* Task brief *
Search the listing for "Consultant" and copy every line where it appears.

══ Records for the task ══

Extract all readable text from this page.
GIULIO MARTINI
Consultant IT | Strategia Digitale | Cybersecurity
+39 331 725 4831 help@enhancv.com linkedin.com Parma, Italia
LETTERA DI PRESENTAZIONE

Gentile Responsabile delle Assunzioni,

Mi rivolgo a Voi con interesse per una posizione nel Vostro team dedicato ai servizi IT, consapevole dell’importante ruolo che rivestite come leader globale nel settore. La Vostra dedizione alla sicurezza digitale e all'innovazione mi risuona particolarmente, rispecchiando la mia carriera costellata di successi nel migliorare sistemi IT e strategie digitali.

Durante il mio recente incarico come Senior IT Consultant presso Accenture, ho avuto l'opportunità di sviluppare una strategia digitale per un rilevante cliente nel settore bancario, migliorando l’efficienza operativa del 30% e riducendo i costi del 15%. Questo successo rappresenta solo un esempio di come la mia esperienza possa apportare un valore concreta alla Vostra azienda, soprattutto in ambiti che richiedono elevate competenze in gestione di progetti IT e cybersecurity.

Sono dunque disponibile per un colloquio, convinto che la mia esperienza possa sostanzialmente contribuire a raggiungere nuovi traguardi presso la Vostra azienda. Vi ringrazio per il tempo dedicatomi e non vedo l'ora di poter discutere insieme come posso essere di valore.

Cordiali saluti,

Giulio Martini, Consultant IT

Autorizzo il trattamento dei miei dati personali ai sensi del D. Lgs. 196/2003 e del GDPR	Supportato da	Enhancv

═══

* Output for this task *
Consultant IT | Strategia Digitale | Cybersecurity
Durante il mio recente incarico come Senior IT Consultant presso Accenture, ho avuto l'opportunità di sviluppare una strategia digitale per un rilevante cliente nel settore bancario, migliorando l’efficienza operativa del 30% e riducendo i costi del 15%. Questo successo rappresenta solo un esempio di come la mia esperienza possa apportare un valore concreta alla Vostra azienda, soprattutto in ambiti che richiedono elevate competenze in gestione di progetti IT e cybersecurity.
Giulio Martini, Consultant IT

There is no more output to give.